**AIM OF THE EXERCISE**
Consider the records below. How many of their lines include the word "سفيان"? State the number and nothing else.

Stored records:
# # # #

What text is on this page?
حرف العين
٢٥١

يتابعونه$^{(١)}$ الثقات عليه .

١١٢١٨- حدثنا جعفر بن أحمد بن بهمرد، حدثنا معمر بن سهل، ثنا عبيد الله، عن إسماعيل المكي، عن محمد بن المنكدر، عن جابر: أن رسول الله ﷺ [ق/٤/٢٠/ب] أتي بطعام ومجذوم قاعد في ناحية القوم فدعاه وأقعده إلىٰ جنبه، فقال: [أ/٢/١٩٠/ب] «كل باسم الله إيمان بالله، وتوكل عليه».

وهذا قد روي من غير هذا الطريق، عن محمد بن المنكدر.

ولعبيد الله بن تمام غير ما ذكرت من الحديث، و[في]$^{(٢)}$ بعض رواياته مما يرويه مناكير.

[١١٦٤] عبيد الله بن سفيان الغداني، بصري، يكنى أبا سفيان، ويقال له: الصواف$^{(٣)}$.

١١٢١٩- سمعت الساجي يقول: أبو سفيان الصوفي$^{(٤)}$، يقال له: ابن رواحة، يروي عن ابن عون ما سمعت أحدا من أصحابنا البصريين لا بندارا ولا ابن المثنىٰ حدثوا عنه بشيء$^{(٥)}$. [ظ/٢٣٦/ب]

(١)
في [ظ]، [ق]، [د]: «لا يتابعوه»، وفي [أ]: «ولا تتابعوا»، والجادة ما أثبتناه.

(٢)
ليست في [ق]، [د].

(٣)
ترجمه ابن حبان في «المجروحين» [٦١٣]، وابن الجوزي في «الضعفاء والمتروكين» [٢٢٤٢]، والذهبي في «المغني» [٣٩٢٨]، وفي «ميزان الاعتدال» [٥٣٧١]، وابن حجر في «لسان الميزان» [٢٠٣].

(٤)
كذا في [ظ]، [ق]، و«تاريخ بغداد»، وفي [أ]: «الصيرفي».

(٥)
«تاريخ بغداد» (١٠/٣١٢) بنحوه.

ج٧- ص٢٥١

# # # #

**FULL SOLUTION**
2